---------- The input ----------

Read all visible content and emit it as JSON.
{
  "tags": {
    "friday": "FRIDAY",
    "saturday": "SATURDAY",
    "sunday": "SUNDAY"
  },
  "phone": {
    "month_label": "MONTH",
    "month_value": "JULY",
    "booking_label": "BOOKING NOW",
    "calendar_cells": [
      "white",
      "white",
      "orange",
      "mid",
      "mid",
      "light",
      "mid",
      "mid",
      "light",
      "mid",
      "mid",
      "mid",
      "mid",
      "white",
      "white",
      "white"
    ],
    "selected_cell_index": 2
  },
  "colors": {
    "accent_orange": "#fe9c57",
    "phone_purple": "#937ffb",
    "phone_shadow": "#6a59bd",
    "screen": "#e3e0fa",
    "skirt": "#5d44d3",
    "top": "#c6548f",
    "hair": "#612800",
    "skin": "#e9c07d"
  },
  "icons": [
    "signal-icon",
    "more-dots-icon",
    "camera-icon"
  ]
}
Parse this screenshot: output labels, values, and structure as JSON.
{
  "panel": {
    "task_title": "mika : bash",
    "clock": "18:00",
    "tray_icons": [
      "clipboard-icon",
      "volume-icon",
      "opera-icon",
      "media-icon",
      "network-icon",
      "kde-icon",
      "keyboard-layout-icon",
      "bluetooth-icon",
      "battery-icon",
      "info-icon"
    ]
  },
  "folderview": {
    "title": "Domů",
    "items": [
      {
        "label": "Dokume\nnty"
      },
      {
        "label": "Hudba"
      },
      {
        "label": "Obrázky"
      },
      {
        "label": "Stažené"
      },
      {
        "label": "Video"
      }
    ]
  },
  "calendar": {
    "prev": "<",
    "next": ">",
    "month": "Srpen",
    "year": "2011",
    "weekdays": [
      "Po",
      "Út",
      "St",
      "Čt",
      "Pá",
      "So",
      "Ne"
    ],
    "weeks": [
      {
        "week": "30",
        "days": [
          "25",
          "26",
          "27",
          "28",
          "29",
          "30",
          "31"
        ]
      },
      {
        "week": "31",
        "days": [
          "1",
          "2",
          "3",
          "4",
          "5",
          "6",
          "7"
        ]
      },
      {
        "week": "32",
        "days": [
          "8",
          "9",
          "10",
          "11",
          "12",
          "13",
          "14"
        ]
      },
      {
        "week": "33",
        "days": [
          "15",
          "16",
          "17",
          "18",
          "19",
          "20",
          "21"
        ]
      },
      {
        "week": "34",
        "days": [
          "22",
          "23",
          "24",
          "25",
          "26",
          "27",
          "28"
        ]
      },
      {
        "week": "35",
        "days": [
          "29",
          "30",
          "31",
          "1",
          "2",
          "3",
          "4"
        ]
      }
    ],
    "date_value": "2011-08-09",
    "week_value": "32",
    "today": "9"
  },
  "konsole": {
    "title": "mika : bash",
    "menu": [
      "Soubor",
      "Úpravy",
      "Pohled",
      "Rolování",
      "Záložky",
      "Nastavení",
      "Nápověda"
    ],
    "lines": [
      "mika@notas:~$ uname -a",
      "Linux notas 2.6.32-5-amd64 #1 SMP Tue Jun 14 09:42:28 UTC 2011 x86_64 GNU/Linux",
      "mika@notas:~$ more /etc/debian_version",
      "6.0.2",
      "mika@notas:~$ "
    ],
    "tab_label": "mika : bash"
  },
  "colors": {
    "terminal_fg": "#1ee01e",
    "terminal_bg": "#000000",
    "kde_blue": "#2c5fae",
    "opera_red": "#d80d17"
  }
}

----------

Required task: Scan the records above for the string "bash", then report every line that contains it.

Solution for this exercise:
    "task_title": "mika : bash",
    "title": "mika : bash",
    "tab_label": "mika : bash"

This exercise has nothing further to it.